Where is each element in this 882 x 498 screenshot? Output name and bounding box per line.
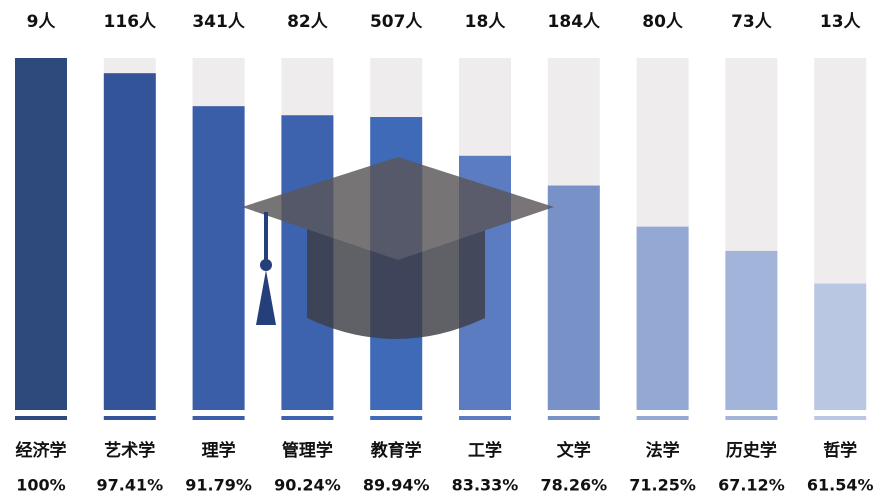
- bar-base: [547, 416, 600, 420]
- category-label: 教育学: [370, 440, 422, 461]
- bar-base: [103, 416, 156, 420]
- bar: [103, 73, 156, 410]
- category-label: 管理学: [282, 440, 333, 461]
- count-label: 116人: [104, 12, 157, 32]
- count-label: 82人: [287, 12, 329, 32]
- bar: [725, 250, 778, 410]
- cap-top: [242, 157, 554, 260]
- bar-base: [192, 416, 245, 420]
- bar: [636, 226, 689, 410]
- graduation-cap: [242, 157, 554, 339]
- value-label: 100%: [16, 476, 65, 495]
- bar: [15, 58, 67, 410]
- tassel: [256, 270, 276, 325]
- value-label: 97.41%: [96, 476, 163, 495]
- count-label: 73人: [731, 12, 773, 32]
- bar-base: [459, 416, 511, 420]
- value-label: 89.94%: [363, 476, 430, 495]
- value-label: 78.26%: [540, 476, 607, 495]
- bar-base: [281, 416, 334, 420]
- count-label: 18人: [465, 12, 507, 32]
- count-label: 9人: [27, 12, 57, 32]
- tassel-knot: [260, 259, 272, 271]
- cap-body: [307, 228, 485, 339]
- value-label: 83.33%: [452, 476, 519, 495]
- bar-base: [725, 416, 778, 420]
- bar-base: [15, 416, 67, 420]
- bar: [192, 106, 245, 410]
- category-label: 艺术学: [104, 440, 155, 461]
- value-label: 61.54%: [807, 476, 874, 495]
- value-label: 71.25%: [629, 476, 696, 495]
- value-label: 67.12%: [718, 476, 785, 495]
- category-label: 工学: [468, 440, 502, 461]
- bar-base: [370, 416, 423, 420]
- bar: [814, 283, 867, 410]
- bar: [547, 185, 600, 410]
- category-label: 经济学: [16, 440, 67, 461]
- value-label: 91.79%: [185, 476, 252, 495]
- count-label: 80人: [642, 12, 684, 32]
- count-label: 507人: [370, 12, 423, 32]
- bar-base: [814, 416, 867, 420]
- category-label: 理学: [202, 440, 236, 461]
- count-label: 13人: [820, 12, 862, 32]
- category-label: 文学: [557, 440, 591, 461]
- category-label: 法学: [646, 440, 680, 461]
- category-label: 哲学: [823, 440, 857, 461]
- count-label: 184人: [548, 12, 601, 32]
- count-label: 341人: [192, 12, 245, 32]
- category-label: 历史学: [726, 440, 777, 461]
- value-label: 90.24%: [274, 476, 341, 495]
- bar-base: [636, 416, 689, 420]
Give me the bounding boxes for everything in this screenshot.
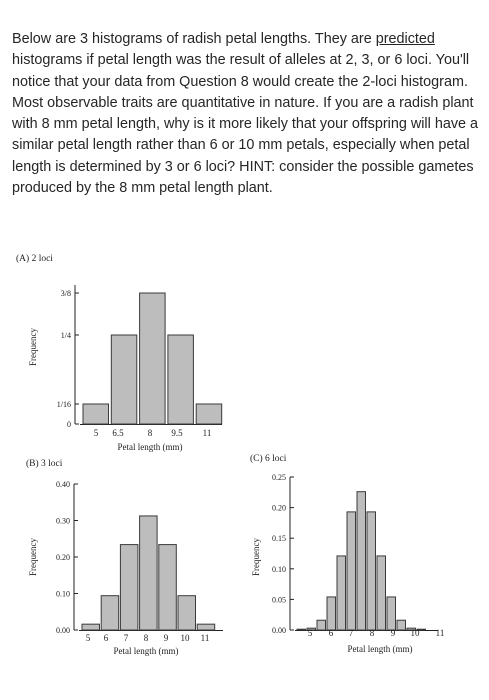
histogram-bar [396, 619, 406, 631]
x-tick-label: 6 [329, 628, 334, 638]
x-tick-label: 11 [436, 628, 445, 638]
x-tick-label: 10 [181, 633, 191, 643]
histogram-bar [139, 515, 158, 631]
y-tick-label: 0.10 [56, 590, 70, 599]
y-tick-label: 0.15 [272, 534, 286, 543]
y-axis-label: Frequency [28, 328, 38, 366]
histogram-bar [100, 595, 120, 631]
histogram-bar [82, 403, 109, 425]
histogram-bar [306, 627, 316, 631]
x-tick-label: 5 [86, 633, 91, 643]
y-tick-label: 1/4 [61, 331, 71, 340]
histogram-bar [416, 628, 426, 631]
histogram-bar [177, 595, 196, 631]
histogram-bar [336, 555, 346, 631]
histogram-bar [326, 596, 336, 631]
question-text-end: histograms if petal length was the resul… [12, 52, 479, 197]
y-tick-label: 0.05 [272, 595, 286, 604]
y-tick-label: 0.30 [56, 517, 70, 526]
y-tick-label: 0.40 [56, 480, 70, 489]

Exercise description – Put the lines above into a Markdown table, starting with the line that contains "- bar-base: [547, 416, 600, 420]" and going on through the line that contains "- bar: [192, 106, 245, 410]". Use the columns No. and Entry, number each line in order, and omit any blank lines.

Exercise answer –
| No. | Entry |
|---|---|
| 1 | - bar-base: [547, 416, 600, 420] |
| 2 | - category-label: 教育学: [370, 440, 422, 461] |
| 3 | - bar-base: [103, 416, 156, 420] |
| 4 | - bar: [103, 73, 156, 410] |
| 5 | - category-label: 管理学: [282, 440, 333, 461] |
| 6 | - count-label: 116人: [104, 12, 157, 32] |
| 7 | - count-label: 82人: [287, 12, 329, 32] |
| 8 | - bar: [725, 250, 778, 410] |
| 9 | - cap-top: [242, 157, 554, 260] |
| 10 | - bar-base: [192, 416, 245, 420] |
| 11 | - bar: [636, 226, 689, 410] |
| 12 | - graduation-cap: [242, 157, 554, 339] |
| 13 | - value-label: 100%: [16, 476, 65, 495] |
| 14 | - bar: [15, 58, 67, 410] |
| 15 | - tassel: [256, 270, 276, 325] |
| 16 | - value-label: 97.41%: [96, 476, 163, 495] |
| 17 | - count-label: 73人: [731, 12, 773, 32] |
| 18 | - bar-base: [459, 416, 511, 420] |
| 19 | - value-label: 89.94%: [363, 476, 430, 495] |
| 20 | - value-label: 78.26%: [540, 476, 607, 495] |
| 21 | - bar-base: [281, 416, 334, 420] |
| 22 | - count-label: 18人: [465, 12, 507, 32] |
| 23 | - count-label: 9人: [27, 12, 57, 32] |
| 24 | - tassel-knot: [260, 259, 272, 271] |
| 25 | - cap-body: [307, 228, 485, 339] |
| 26 | - value-label: 83.33%: [452, 476, 519, 495] |
| 27 | - bar-base: [725, 416, 778, 420] |
| 28 | - bar-base: [15, 416, 67, 420] |
| 29 | - bar: [192, 106, 245, 410] |